__EXERCISE__
Every record below should be transcribed exactly. Omit the images.

****

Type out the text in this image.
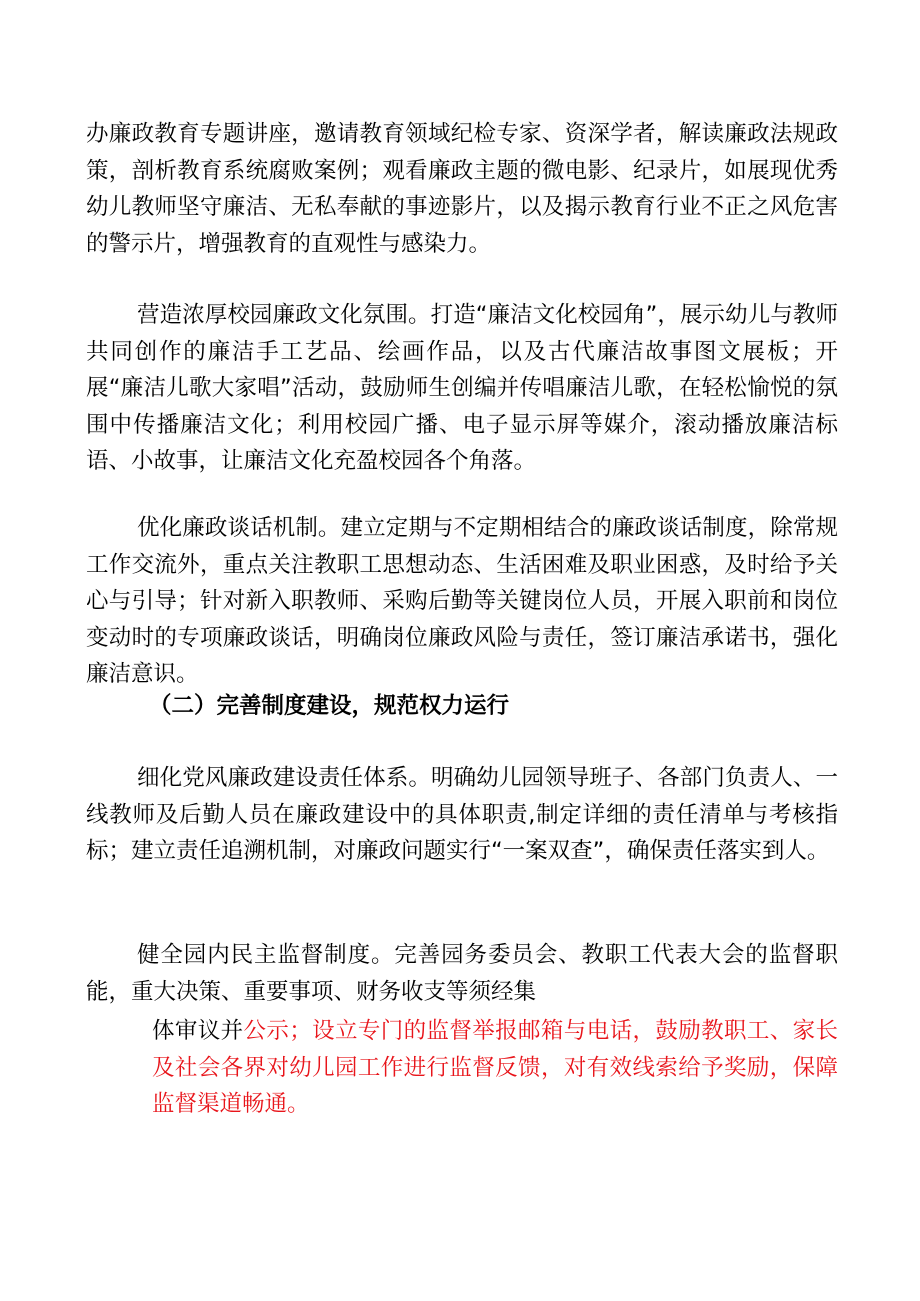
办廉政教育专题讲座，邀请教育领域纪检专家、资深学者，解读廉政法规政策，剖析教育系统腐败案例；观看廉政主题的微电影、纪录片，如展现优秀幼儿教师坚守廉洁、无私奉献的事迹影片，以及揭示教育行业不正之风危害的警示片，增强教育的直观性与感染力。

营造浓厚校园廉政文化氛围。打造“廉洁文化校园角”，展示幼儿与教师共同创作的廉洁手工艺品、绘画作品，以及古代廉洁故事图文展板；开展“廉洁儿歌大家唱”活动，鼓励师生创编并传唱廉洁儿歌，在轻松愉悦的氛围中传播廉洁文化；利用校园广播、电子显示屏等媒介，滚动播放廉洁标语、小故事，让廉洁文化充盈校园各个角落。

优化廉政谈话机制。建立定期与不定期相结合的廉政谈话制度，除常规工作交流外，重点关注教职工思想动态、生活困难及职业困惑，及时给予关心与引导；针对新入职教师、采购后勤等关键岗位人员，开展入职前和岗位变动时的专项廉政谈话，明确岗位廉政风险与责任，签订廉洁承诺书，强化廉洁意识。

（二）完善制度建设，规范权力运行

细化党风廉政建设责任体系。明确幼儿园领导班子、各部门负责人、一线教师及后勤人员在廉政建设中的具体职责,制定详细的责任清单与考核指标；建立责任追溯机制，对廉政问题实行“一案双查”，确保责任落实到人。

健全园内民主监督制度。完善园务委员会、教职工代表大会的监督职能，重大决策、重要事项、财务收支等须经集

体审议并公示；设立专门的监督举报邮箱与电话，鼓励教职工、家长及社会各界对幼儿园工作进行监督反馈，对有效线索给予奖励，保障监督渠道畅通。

****

__ANSWER TO THIS PROBLEM__
Type out the text in this image.
办廉政教育专题讲座，邀请教育领域纪检专家、资深学者，解读廉政法规政策，剖析教育系统腐败案例；观看廉政主题的微电影、纪录片，如展现优秀幼儿教师坚守廉洁、无私奉献的事迹影片，以及揭示教育行业不正之风危害的警示片，增强教育的直观性与感染力。

营造浓厚校园廉政文化氛围。打造“廉洁文化校园角”，展示幼儿与教师共同创作的廉洁手工艺品、绘画作品，以及古代廉洁故事图文展板；开展“廉洁儿歌大家唱”活动，鼓励师生创编并传唱廉洁儿歌，在轻松愉悦的氛围中传播廉洁文化；利用校园广播、电子显示屏等媒介，滚动播放廉洁标语、小故事，让廉洁文化充盈校园各个角落。

优化廉政谈话机制。建立定期与不定期相结合的廉政谈话制度，除常规工作交流外，重点关注教职工思想动态、生活困难及职业困惑，及时给予关心与引导；针对新入职教师、采购后勤等关键岗位人员，开展入职前和岗位变动时的专项廉政谈话，明确岗位廉政风险与责任，签订廉洁承诺书，强化廉洁意识。

（二）完善制度建设，规范权力运行

细化党风廉政建设责任体系。明确幼儿园领导班子、各部门负责人、一线教师及后勤人员在廉政建设中的具体职责,制定详细的责任清单与考核指标；建立责任追溯机制，对廉政问题实行“一案双查”，确保责任落实到人。

健全园内民主监督制度。完善园务委员会、教职工代表大会的监督职能，重大决策、重要事项、财务收支等须经集

体审议并公示；设立专门的监督举报邮箱与电话，鼓励教职工、家长及社会各界对幼儿园工作进行监督反馈，对有效线索给予奖励，保障监督渠道畅通。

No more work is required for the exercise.